§ Data lines:
+--
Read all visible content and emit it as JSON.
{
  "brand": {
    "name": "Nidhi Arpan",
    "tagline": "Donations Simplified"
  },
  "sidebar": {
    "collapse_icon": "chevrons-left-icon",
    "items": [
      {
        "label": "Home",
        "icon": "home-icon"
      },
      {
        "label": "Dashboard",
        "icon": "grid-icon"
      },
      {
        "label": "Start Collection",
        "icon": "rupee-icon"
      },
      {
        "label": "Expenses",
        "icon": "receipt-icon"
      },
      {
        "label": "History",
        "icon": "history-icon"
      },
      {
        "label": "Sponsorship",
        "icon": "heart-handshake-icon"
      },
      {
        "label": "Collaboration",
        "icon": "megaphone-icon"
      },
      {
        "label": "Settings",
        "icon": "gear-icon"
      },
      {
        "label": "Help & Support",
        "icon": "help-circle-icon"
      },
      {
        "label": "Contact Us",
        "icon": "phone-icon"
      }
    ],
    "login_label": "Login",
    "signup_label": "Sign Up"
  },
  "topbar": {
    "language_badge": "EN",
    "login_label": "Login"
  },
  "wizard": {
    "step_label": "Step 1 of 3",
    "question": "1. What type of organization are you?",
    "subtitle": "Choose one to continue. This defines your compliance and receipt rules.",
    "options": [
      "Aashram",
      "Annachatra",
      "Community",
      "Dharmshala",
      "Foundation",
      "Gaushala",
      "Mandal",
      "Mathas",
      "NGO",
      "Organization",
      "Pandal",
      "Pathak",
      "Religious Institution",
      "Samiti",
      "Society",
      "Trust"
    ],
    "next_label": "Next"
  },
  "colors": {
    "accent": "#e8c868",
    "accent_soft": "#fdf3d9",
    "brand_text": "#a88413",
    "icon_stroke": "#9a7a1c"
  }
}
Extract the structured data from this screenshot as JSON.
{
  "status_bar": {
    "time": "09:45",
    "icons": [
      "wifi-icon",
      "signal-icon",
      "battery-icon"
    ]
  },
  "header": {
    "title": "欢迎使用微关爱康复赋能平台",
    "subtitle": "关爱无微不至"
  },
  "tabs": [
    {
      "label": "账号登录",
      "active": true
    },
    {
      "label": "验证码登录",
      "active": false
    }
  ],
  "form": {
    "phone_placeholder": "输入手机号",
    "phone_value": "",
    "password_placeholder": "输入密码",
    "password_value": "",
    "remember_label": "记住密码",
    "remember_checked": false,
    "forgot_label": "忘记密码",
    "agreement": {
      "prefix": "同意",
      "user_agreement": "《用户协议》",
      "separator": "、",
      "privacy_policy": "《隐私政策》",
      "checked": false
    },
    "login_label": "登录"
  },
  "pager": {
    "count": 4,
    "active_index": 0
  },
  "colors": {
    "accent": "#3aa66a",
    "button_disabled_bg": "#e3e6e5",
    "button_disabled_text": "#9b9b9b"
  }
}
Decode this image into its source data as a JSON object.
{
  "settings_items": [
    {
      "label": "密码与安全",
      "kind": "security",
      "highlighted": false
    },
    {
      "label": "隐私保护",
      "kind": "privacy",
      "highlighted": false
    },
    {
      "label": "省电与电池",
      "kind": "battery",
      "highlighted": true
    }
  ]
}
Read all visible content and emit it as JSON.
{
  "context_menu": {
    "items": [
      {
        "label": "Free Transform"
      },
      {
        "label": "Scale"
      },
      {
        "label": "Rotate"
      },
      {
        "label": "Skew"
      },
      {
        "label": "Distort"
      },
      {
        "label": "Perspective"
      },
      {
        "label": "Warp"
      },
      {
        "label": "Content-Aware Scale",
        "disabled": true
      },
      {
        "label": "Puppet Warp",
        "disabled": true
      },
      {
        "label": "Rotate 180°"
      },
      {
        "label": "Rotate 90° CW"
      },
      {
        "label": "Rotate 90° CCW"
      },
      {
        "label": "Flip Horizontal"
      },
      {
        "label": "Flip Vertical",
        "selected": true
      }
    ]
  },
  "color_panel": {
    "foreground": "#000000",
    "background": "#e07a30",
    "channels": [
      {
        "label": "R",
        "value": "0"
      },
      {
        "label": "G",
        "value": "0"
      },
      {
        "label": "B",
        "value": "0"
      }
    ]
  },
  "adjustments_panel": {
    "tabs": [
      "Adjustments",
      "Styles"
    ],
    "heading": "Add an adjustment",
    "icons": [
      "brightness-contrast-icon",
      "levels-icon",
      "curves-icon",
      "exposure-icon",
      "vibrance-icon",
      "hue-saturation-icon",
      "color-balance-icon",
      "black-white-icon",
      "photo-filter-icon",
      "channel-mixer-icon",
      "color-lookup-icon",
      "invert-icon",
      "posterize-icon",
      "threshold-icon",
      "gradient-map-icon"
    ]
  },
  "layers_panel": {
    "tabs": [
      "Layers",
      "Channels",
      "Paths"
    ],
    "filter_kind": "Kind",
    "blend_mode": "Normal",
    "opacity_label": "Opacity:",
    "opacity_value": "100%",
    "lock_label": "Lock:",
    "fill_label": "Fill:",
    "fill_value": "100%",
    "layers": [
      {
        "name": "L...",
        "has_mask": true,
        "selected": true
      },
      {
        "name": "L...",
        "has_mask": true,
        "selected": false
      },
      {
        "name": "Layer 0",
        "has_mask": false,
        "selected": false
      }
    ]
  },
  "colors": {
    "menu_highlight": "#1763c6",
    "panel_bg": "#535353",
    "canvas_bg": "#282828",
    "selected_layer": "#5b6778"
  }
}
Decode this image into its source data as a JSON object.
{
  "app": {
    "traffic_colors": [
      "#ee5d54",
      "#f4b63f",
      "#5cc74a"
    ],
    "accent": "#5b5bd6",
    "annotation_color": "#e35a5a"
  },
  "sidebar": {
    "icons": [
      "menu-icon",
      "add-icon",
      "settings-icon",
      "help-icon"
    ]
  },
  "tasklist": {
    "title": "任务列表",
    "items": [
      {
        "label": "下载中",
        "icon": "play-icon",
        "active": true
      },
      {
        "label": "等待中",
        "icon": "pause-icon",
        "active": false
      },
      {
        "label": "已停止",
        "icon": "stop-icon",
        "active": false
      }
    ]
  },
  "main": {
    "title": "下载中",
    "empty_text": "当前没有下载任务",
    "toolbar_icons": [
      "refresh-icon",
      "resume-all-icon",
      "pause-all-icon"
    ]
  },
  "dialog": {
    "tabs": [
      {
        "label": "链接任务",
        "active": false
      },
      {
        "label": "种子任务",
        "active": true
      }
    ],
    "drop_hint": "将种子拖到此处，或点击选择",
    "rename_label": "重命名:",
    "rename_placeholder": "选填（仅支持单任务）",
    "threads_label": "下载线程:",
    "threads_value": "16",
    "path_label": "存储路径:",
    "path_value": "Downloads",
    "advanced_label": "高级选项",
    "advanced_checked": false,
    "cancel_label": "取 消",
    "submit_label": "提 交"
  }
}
+--
Hand back the material above in full, exactly as written.

Read all visible content and emit it as JSON.
{
  "brand": {
    "name": "Nidhi Arpan",
    "tagline": "Donations Simplified"
  },
  "sidebar": {
    "collapse_icon": "chevrons-left-icon",
    "items": [
      {
        "label": "Home",
        "icon": "home-icon"
      },
      {
        "label": "Dashboard",
        "icon": "grid-icon"
      },
      {
        "label": "Start Collection",
        "icon": "rupee-icon"
      },
      {
        "label": "Expenses",
        "icon": "receipt-icon"
      },
      {
        "label": "History",
        "icon": "history-icon"
      },
      {
        "label": "Sponsorship",
        "icon": "heart-handshake-icon"
      },
      {
        "label": "Collaboration",
        "icon": "megaphone-icon"
      },
      {
        "label": "Settings",
        "icon": "gear-icon"
      },
      {
        "label": "Help & Support",
        "icon": "help-circle-icon"
      },
      {
        "label": "Contact Us",
        "icon": "phone-icon"
      }
    ],
    "login_label": "Login",
    "signup_label": "Sign Up"
  },
  "topbar": {
    "language_badge": "EN",
    "login_label": "Login"
  },
  "wizard": {
    "step_label": "Step 1 of 3",
    "question": "1. What type of organization are you?",
    "subtitle": "Choose one to continue. This defines your compliance and receipt rules.",
    "options": [
      "Aashram",
      "Annachatra",
      "Community",
      "Dharmshala",
      "Foundation",
      "Gaushala",
      "Mandal",
      "Mathas",
      "NGO",
      "Organization",
      "Pandal",
      "Pathak",
      "Religious Institution",
      "Samiti",
      "Society",
      "Trust"
    ],
    "next_label": "Next"
  },
  "colors": {
    "accent": "#e8c868",
    "accent_soft": "#fdf3d9",
    "brand_text": "#a88413",
    "icon_stroke": "#9a7a1c"
  }
}
Extract the structured data from this screenshot as JSON.
{
  "status_bar": {
    "time": "09:45",
    "icons": [
      "wifi-icon",
      "signal-icon",
      "battery-icon"
    ]
  },
  "header": {
    "title": "欢迎使用微关爱康复赋能平台",
    "subtitle": "关爱无微不至"
  },
  "tabs": [
    {
      "label": "账号登录",
      "active": true
    },
    {
      "label": "验证码登录",
      "active": false
    }
  ],
  "form": {
    "phone_placeholder": "输入手机号",
    "phone_value": "",
    "password_placeholder": "输入密码",
    "password_value": "",
    "remember_label": "记住密码",
    "remember_checked": false,
    "forgot_label": "忘记密码",
    "agreement": {
      "prefix": "同意",
      "user_agreement": "《用户协议》",
      "separator": "、",
      "privacy_policy": "《隐私政策》",
      "checked": false
    },
    "login_label": "登录"
  },
  "pager": {
    "count": 4,
    "active_index": 0
  },
  "colors": {
    "accent": "#3aa66a",
    "button_disabled_bg": "#e3e6e5",
    "button_disabled_text": "#9b9b9b"
  }
}
Decode this image into its source data as a JSON object.
{
  "settings_items": [
    {
      "label": "密码与安全",
      "kind": "security",
      "highlighted": false
    },
    {
      "label": "隐私保护",
      "kind": "privacy",
      "highlighted": false
    },
    {
      "label": "省电与电池",
      "kind": "battery",
      "highlighted": true
    }
  ]
}
Read all visible content and emit it as JSON.
{
  "context_menu": {
    "items": [
      {
        "label": "Free Transform"
      },
      {
        "label": "Scale"
      },
      {
        "label": "Rotate"
      },
      {
        "label": "Skew"
      },
      {
        "label": "Distort"
      },
      {
        "label": "Perspective"
      },
      {
        "label": "Warp"
      },
      {
        "label": "Content-Aware Scale",
        "disabled": true
      },
      {
        "label": "Puppet Warp",
        "disabled": true
      },
      {
        "label": "Rotate 180°"
      },
      {
        "label": "Rotate 90° CW"
      },
      {
        "label": "Rotate 90° CCW"
      },
      {
        "label": "Flip Horizontal"
      },
      {
        "label": "Flip Vertical",
        "selected": true
      }
    ]
  },
  "color_panel": {
    "foreground": "#000000",
    "background": "#e07a30",
    "channels": [
      {
        "label": "R",
        "value": "0"
      },
      {
        "label": "G",
        "value": "0"
      },
      {
        "label": "B",
        "value": "0"
      }
    ]
  },
  "adjustments_panel": {
    "tabs": [
      "Adjustments",
      "Styles"
    ],
    "heading": "Add an adjustment",
    "icons": [
      "brightness-contrast-icon",
      "levels-icon",
      "curves-icon",
      "exposure-icon",
      "vibrance-icon",
      "hue-saturation-icon",
      "color-balance-icon",
      "black-white-icon",
      "photo-filter-icon",
      "channel-mixer-icon",
      "color-lookup-icon",
      "invert-icon",
      "posterize-icon",
      "threshold-icon",
      "gradient-map-icon"
    ]
  },
  "layers_panel": {
    "tabs": [
      "Layers",
      "Channels",
      "Paths"
    ],
    "filter_kind": "Kind",
    "blend_mode": "Normal",
    "opacity_label": "Opacity:",
    "opacity_value": "100%",
    "lock_label": "Lock:",
    "fill_label": "Fill:",
    "fill_value": "100%",
    "layers": [
      {
        "name": "L...",
        "has_mask": true,
        "selected": true
      },
      {
        "name": "L...",
        "has_mask": true,
        "selected": false
      },
      {
        "name": "Layer 0",
        "has_mask": false,
        "selected": false
      }
    ]
  },
  "colors": {
    "menu_highlight": "#1763c6",
    "panel_bg": "#535353",
    "canvas_bg": "#282828",
    "selected_layer": "#5b6778"
  }
}
Decode this image into its source data as a JSON object.
{
  "app": {
    "traffic_colors": [
      "#ee5d54",
      "#f4b63f",
      "#5cc74a"
    ],
    "accent": "#5b5bd6",
    "annotation_color": "#e35a5a"
  },
  "sidebar": {
    "icons": [
      "menu-icon",
      "add-icon",
      "settings-icon",
      "help-icon"
    ]
  },
  "tasklist": {
    "title": "任务列表",
    "items": [
      {
        "label": "下载中",
        "icon": "play-icon",
        "active": true
      },
      {
        "label": "等待中",
        "icon": "pause-icon",
        "active": false
      },
      {
        "label": "已停止",
        "icon": "stop-icon",
        "active": false
      }
    ]
  },
  "main": {
    "title": "下载中",
    "empty_text": "当前没有下载任务",
    "toolbar_icons": [
      "refresh-icon",
      "resume-all-icon",
      "pause-all-icon"
    ]
  },
  "dialog": {
    "tabs": [
      {
        "label": "链接任务",
        "active": false
      },
      {
        "label": "种子任务",
        "active": true
      }
    ],
    "drop_hint": "将种子拖到此处，或点击选择",
    "rename_label": "重命名:",
    "rename_placeholder": "选填（仅支持单任务）",
    "threads_label": "下载线程:",
    "threads_value": "16",
    "path_label": "存储路径:",
    "path_value": "Downloads",
    "advanced_label": "高级选项",
    "advanced_checked": false,
    "cancel_label": "取 消",
    "submit_label": "提 交"
  }
}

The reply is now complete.